* _Required work_:
Give back the full listing, character for character, with no pictures.
__________________________________________________
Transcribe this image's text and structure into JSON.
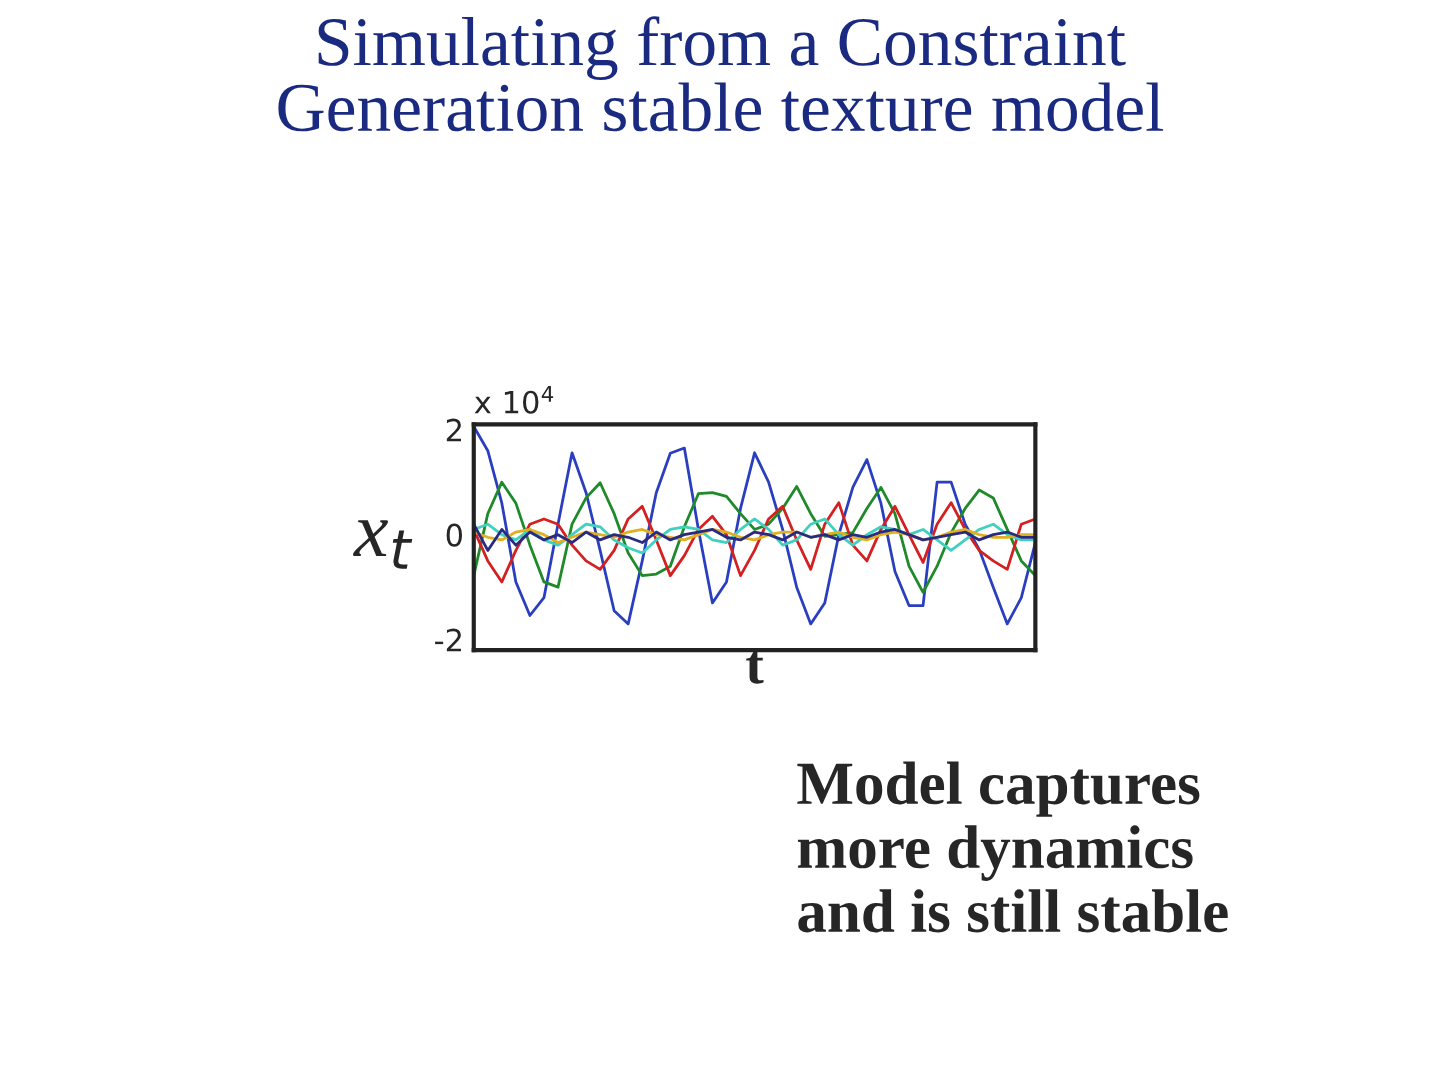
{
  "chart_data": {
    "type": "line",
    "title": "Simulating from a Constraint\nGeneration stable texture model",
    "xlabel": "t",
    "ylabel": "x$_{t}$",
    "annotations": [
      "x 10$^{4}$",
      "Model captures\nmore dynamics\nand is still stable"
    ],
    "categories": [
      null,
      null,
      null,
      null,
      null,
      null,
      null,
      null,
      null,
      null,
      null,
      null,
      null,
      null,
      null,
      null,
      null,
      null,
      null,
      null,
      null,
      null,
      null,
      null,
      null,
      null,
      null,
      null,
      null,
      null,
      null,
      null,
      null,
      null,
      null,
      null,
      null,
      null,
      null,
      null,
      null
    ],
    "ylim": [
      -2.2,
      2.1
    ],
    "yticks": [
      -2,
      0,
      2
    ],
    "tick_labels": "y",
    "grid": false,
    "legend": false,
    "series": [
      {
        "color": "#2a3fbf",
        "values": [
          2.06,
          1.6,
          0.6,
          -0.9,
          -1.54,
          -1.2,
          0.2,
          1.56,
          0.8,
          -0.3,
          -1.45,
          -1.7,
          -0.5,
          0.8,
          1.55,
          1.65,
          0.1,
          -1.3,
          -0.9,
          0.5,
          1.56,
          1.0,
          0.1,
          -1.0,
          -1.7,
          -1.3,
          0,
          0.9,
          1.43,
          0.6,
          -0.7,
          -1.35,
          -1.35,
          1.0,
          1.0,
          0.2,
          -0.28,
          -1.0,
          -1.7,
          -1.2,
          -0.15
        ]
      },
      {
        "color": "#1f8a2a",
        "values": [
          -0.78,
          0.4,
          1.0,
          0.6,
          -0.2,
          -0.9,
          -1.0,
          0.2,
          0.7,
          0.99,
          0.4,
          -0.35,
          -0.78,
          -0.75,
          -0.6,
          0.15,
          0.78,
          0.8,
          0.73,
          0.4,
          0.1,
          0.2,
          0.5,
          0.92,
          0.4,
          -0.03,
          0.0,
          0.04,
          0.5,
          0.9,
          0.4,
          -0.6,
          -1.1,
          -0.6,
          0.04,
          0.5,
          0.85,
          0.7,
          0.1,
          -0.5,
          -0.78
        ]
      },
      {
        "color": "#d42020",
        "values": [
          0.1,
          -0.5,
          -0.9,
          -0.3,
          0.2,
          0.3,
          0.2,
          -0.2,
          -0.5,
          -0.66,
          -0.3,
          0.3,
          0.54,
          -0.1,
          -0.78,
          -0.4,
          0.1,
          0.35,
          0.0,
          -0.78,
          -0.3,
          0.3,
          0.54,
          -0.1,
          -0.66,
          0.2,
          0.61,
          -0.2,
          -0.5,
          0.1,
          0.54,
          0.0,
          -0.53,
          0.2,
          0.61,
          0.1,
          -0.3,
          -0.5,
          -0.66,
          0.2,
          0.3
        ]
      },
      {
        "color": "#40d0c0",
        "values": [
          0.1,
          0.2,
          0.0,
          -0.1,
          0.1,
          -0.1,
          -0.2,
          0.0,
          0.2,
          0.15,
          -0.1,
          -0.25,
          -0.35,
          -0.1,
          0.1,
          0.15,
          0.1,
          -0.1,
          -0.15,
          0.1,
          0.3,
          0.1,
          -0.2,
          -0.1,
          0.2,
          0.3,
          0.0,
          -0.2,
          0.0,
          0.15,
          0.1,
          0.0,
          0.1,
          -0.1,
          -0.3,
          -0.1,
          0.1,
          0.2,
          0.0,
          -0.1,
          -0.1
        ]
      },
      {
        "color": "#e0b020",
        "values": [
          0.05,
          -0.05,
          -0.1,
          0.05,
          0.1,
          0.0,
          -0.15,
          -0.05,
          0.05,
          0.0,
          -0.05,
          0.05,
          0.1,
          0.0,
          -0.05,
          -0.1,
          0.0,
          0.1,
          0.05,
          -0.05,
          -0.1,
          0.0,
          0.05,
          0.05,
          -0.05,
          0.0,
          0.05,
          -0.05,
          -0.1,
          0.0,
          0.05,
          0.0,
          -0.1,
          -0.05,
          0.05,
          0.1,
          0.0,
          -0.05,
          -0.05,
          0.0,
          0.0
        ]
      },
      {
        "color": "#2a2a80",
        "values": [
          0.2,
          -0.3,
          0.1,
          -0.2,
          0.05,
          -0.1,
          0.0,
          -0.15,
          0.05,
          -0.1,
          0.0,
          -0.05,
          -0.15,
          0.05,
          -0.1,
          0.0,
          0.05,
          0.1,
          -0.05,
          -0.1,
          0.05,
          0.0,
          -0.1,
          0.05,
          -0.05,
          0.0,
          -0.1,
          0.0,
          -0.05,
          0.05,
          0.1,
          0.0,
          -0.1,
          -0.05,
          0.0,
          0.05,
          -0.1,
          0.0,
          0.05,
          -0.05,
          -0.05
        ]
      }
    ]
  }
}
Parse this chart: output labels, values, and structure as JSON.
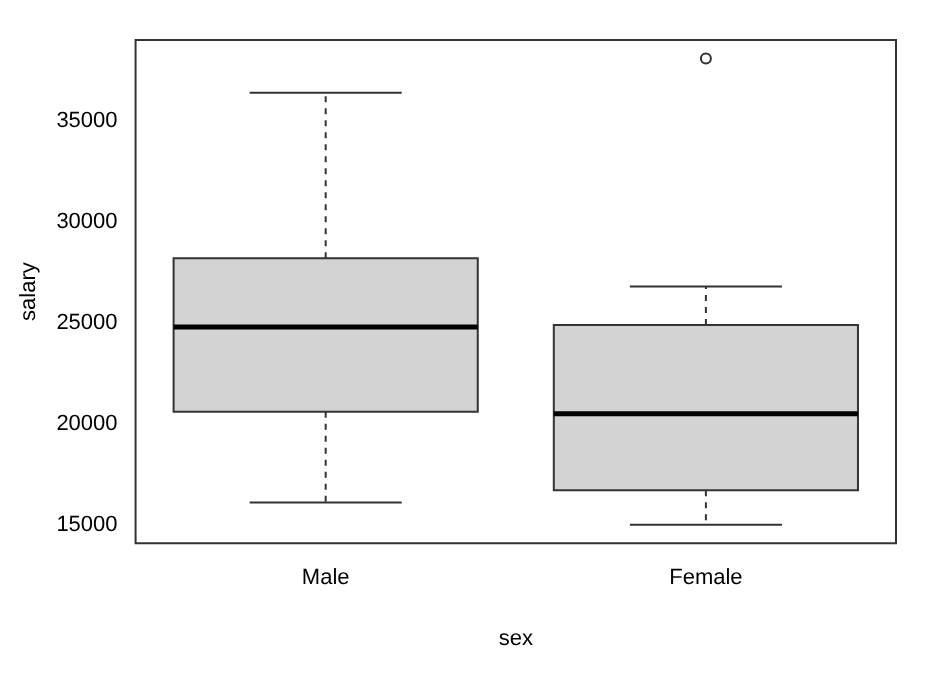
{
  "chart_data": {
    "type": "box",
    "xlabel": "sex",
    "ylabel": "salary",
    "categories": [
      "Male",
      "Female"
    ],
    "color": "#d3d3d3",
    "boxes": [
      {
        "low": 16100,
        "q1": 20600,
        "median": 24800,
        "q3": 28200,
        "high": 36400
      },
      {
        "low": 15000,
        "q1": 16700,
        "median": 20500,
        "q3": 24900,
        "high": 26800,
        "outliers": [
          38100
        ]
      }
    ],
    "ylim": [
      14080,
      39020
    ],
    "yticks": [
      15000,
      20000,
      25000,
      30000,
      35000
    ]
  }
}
__________________________________________________
* _Written answer_:
Transcribe this image's text and structure into JSON.
{
  "chart_data": {
    "type": "line",
    "title": "Simulating from a Constraint\nGeneration stable texture model",
    "xlabel": "t",
    "ylabel": "x$_{t}$",
    "annotations": [
      "x 10$^{4}$",
      "Model captures\nmore dynamics\nand is still stable"
    ],
    "categories": [
      null,
      null,
      null,
      null,
      null,
      null,
      null,
      null,
      null,
      null,
      null,
      null,
      null,
      null,
      null,
      null,
      null,
      null,
      null,
      null,
      null,
      null,
      null,
      null,
      null,
      null,
      null,
      null,
      null,
      null,
      null,
      null,
      null,
      null,
      null,
      null,
      null,
      null,
      null,
      null,
      null
    ],
    "ylim": [
      -2.2,
      2.1
    ],
    "yticks": [
      -2,
      0,
      2
    ],
    "tick_labels": "y",
    "grid": false,
    "legend": false,
    "series": [
      {
        "color": "#2a3fbf",
        "values": [
          2.06,
          1.6,
          0.6,
          -0.9,
          -1.54,
          -1.2,
          0.2,
          1.56,
          0.8,
          -0.3,
          -1.45,
          -1.7,
          -0.5,
          0.8,
          1.55,
          1.65,
          0.1,
          -1.3,
          -0.9,
          0.5,
          1.56,
          1.0,
          0.1,
          -1.0,
          -1.7,
          -1.3,
          0,
          0.9,
          1.43,
          0.6,
          -0.7,
          -1.35,
          -1.35,
          1.0,
          1.0,
          0.2,
          -0.28,
          -1.0,
          -1.7,
          -1.2,
          -0.15
        ]
      },
      {
        "color": "#1f8a2a",
        "values": [
          -0.78,
          0.4,
          1.0,
          0.6,
          -0.2,
          -0.9,
          -1.0,
          0.2,
          0.7,
          0.99,
          0.4,
          -0.35,
          -0.78,
          -0.75,
          -0.6,
          0.15,
          0.78,
          0.8,
          0.73,
          0.4,
          0.1,
          0.2,
          0.5,
          0.92,
          0.4,
          -0.03,
          0.0,
          0.04,
          0.5,
          0.9,
          0.4,
          -0.6,
          -1.1,
          -0.6,
          0.04,
          0.5,
          0.85,
          0.7,
          0.1,
          -0.5,
          -0.78
        ]
      },
      {
        "color": "#d42020",
        "values": [
          0.1,
          -0.5,
          -0.9,
          -0.3,
          0.2,
          0.3,
          0.2,
          -0.2,
          -0.5,
          -0.66,
          -0.3,
          0.3,
          0.54,
          -0.1,
          -0.78,
          -0.4,
          0.1,
          0.35,
          0.0,
          -0.78,
          -0.3,
          0.3,
          0.54,
          -0.1,
          -0.66,
          0.2,
          0.61,
          -0.2,
          -0.5,
          0.1,
          0.54,
          0.0,
          -0.53,
          0.2,
          0.61,
          0.1,
          -0.3,
          -0.5,
          -0.66,
          0.2,
          0.3
        ]
      },
      {
        "color": "#40d0c0",
        "values": [
          0.1,
          0.2,
          0.0,
          -0.1,
          0.1,
          -0.1,
          -0.2,
          0.0,
          0.2,
          0.15,
          -0.1,
          -0.25,
          -0.35,
          -0.1,
          0.1,
          0.15,
          0.1,
          -0.1,
          -0.15,
          0.1,
          0.3,
          0.1,
          -0.2,
          -0.1,
          0.2,
          0.3,
          0.0,
          -0.2,
          0.0,
          0.15,
          0.1,
          0.0,
          0.1,
          -0.1,
          -0.3,
          -0.1,
          0.1,
          0.2,
          0.0,
          -0.1,
          -0.1
        ]
      },
      {
        "color": "#e0b020",
        "values": [
          0.05,
          -0.05,
          -0.1,
          0.05,
          0.1,
          0.0,
          -0.15,
          -0.05,
          0.05,
          0.0,
          -0.05,
          0.05,
          0.1,
          0.0,
          -0.05,
          -0.1,
          0.0,
          0.1,
          0.05,
          -0.05,
          -0.1,
          0.0,
          0.05,
          0.05,
          -0.05,
          0.0,
          0.05,
          -0.05,
          -0.1,
          0.0,
          0.05,
          0.0,
          -0.1,
          -0.05,
          0.05,
          0.1,
          0.0,
          -0.05,
          -0.05,
          0.0,
          0.0
        ]
      },
      {
        "color": "#2a2a80",
        "values": [
          0.2,
          -0.3,
          0.1,
          -0.2,
          0.05,
          -0.1,
          0.0,
          -0.15,
          0.05,
          -0.1,
          0.0,
          -0.05,
          -0.15,
          0.05,
          -0.1,
          0.0,
          0.05,
          0.1,
          -0.05,
          -0.1,
          0.05,
          0.0,
          -0.1,
          0.05,
          -0.05,
          0.0,
          -0.1,
          0.0,
          -0.05,
          0.05,
          0.1,
          0.0,
          -0.1,
          -0.05,
          0.0,
          0.05,
          -0.1,
          0.0,
          0.05,
          -0.05,
          -0.05
        ]
      }
    ]
  }
}
Parse this chart: output labels, values, and structure as JSON.
{
  "chart_data": {
    "type": "box",
    "xlabel": "sex",
    "ylabel": "salary",
    "categories": [
      "Male",
      "Female"
    ],
    "color": "#d3d3d3",
    "boxes": [
      {
        "low": 16100,
        "q1": 20600,
        "median": 24800,
        "q3": 28200,
        "high": 36400
      },
      {
        "low": 15000,
        "q1": 16700,
        "median": 20500,
        "q3": 24900,
        "high": 26800,
        "outliers": [
          38100
        ]
      }
    ],
    "ylim": [
      14080,
      39020
    ],
    "yticks": [
      15000,
      20000,
      25000,
      30000,
      35000
    ]
  }
}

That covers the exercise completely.